* **Written problem**
Transcribe each line of the records below exactly, excluding any embedded images.

### Input data

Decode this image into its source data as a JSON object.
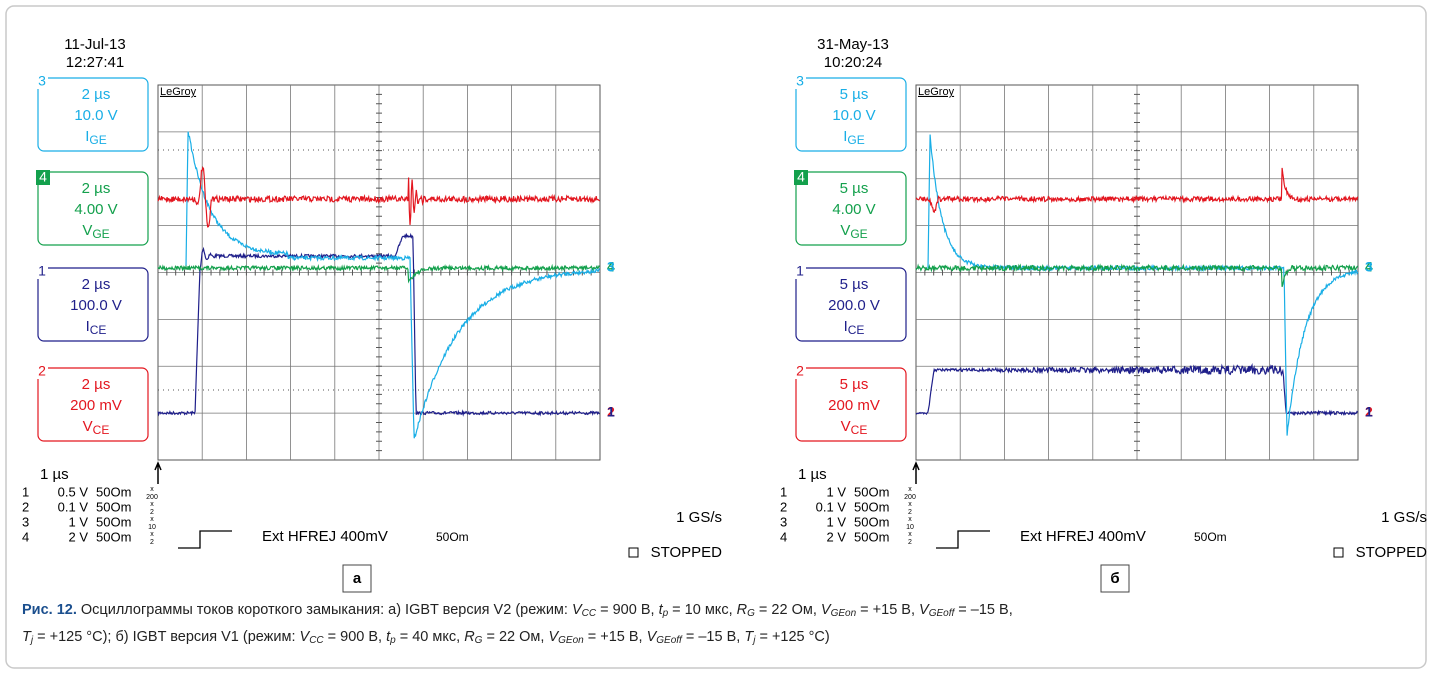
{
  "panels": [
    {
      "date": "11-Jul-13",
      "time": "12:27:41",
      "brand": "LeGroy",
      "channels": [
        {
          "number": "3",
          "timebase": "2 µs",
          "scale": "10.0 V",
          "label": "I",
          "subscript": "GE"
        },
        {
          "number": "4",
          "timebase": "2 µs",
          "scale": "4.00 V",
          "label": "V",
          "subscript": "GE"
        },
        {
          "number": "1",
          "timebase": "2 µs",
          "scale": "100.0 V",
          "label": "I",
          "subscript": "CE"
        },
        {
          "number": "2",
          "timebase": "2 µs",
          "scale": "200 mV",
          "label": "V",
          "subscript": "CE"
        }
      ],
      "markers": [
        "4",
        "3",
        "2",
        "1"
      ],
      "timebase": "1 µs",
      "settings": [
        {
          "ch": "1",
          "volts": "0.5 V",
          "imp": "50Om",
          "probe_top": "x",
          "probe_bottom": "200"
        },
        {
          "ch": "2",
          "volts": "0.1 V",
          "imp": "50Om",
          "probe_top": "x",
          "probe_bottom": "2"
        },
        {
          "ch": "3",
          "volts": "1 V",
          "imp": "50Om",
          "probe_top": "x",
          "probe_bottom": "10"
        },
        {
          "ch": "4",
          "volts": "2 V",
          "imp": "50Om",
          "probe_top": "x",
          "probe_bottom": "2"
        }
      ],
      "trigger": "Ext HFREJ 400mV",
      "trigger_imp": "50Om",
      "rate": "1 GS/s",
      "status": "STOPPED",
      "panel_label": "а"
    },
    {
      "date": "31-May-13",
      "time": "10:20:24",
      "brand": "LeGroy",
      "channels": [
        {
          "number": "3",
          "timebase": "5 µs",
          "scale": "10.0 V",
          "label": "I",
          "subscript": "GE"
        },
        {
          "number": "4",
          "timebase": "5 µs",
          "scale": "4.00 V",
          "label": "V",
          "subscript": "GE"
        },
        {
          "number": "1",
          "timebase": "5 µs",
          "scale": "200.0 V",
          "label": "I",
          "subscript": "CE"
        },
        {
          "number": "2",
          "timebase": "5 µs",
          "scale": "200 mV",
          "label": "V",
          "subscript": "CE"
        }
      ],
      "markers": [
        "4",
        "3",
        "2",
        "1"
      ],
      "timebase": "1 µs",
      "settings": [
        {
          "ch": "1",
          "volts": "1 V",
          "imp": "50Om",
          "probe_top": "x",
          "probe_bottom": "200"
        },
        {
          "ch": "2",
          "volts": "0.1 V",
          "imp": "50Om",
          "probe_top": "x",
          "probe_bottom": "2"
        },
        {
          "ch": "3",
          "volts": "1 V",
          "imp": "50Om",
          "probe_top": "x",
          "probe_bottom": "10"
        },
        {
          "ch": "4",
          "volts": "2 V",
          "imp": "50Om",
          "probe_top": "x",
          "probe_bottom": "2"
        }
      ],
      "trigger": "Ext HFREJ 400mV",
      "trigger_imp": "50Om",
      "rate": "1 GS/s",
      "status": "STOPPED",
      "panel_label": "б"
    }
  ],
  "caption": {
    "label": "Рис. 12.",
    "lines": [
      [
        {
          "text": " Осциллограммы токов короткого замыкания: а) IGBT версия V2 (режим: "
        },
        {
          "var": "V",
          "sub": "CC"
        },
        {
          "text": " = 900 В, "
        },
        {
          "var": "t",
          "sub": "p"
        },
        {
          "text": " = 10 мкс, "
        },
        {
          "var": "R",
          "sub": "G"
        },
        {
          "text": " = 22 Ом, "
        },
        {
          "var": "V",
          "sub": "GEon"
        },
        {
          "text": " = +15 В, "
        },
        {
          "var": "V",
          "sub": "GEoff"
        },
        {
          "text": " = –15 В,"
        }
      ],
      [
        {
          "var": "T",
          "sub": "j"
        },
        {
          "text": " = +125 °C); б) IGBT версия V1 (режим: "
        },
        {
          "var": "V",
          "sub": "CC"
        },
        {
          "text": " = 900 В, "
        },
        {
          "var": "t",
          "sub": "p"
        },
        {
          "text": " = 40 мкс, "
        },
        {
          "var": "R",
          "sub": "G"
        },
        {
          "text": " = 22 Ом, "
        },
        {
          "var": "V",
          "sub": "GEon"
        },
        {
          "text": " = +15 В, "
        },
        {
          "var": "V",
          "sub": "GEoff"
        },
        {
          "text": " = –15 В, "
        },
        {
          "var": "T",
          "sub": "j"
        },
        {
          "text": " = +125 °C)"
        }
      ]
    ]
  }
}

######

* **Solution**
Decode this image into its source data as a JSON object.
{
  "panels": [
    {
      "date": "11-Jul-13",
      "time": "12:27:41",
      "brand": "LeGroy",
      "channels": [
        {
          "number": "3",
          "timebase": "2 µs",
          "scale": "10.0 V",
          "label": "I",
          "subscript": "GE"
        },
        {
          "number": "4",
          "timebase": "2 µs",
          "scale": "4.00 V",
          "label": "V",
          "subscript": "GE"
        },
        {
          "number": "1",
          "timebase": "2 µs",
          "scale": "100.0 V",
          "label": "I",
          "subscript": "CE"
        },
        {
          "number": "2",
          "timebase": "2 µs",
          "scale": "200 mV",
          "label": "V",
          "subscript": "CE"
        }
      ],
      "markers": [
        "4",
        "3",
        "2",
        "1"
      ],
      "timebase": "1 µs",
      "settings": [
        {
          "ch": "1",
          "volts": "0.5 V",
          "imp": "50Om",
          "probe_top": "x",
          "probe_bottom": "200"
        },
        {
          "ch": "2",
          "volts": "0.1 V",
          "imp": "50Om",
          "probe_top": "x",
          "probe_bottom": "2"
        },
        {
          "ch": "3",
          "volts": "1 V",
          "imp": "50Om",
          "probe_top": "x",
          "probe_bottom": "10"
        },
        {
          "ch": "4",
          "volts": "2 V",
          "imp": "50Om",
          "probe_top": "x",
          "probe_bottom": "2"
        }
      ],
      "trigger": "Ext HFREJ 400mV",
      "trigger_imp": "50Om",
      "rate": "1 GS/s",
      "status": "STOPPED",
      "panel_label": "а"
    },
    {
      "date": "31-May-13",
      "time": "10:20:24",
      "brand": "LeGroy",
      "channels": [
        {
          "number": "3",
          "timebase": "5 µs",
          "scale": "10.0 V",
          "label": "I",
          "subscript": "GE"
        },
        {
          "number": "4",
          "timebase": "5 µs",
          "scale": "4.00 V",
          "label": "V",
          "subscript": "GE"
        },
        {
          "number": "1",
          "timebase": "5 µs",
          "scale": "200.0 V",
          "label": "I",
          "subscript": "CE"
        },
        {
          "number": "2",
          "timebase": "5 µs",
          "scale": "200 mV",
          "label": "V",
          "subscript": "CE"
        }
      ],
      "markers": [
        "4",
        "3",
        "2",
        "1"
      ],
      "timebase": "1 µs",
      "settings": [
        {
          "ch": "1",
          "volts": "1 V",
          "imp": "50Om",
          "probe_top": "x",
          "probe_bottom": "200"
        },
        {
          "ch": "2",
          "volts": "0.1 V",
          "imp": "50Om",
          "probe_top": "x",
          "probe_bottom": "2"
        },
        {
          "ch": "3",
          "volts": "1 V",
          "imp": "50Om",
          "probe_top": "x",
          "probe_bottom": "10"
        },
        {
          "ch": "4",
          "volts": "2 V",
          "imp": "50Om",
          "probe_top": "x",
          "probe_bottom": "2"
        }
      ],
      "trigger": "Ext HFREJ 400mV",
      "trigger_imp": "50Om",
      "rate": "1 GS/s",
      "status": "STOPPED",
      "panel_label": "б"
    }
  ],
  "caption": {
    "label": "Рис. 12.",
    "lines": [
      [
        {
          "text": " Осциллограммы токов короткого замыкания: а) IGBT версия V2 (режим: "
        },
        {
          "var": "V",
          "sub": "CC"
        },
        {
          "text": " = 900 В, "
        },
        {
          "var": "t",
          "sub": "p"
        },
        {
          "text": " = 10 мкс, "
        },
        {
          "var": "R",
          "sub": "G"
        },
        {
          "text": " = 22 Ом, "
        },
        {
          "var": "V",
          "sub": "GEon"
        },
        {
          "text": " = +15 В, "
        },
        {
          "var": "V",
          "sub": "GEoff"
        },
        {
          "text": " = –15 В,"
        }
      ],
      [
        {
          "var": "T",
          "sub": "j"
        },
        {
          "text": " = +125 °C); б) IGBT версия V1 (режим: "
        },
        {
          "var": "V",
          "sub": "CC"
        },
        {
          "text": " = 900 В, "
        },
        {
          "var": "t",
          "sub": "p"
        },
        {
          "text": " = 40 мкс, "
        },
        {
          "var": "R",
          "sub": "G"
        },
        {
          "text": " = 22 Ом, "
        },
        {
          "var": "V",
          "sub": "GEon"
        },
        {
          "text": " = +15 В, "
        },
        {
          "var": "V",
          "sub": "GEoff"
        },
        {
          "text": " = –15 В, "
        },
        {
          "var": "T",
          "sub": "j"
        },
        {
          "text": " = +125 °C)"
        }
      ]
    ]
  }
}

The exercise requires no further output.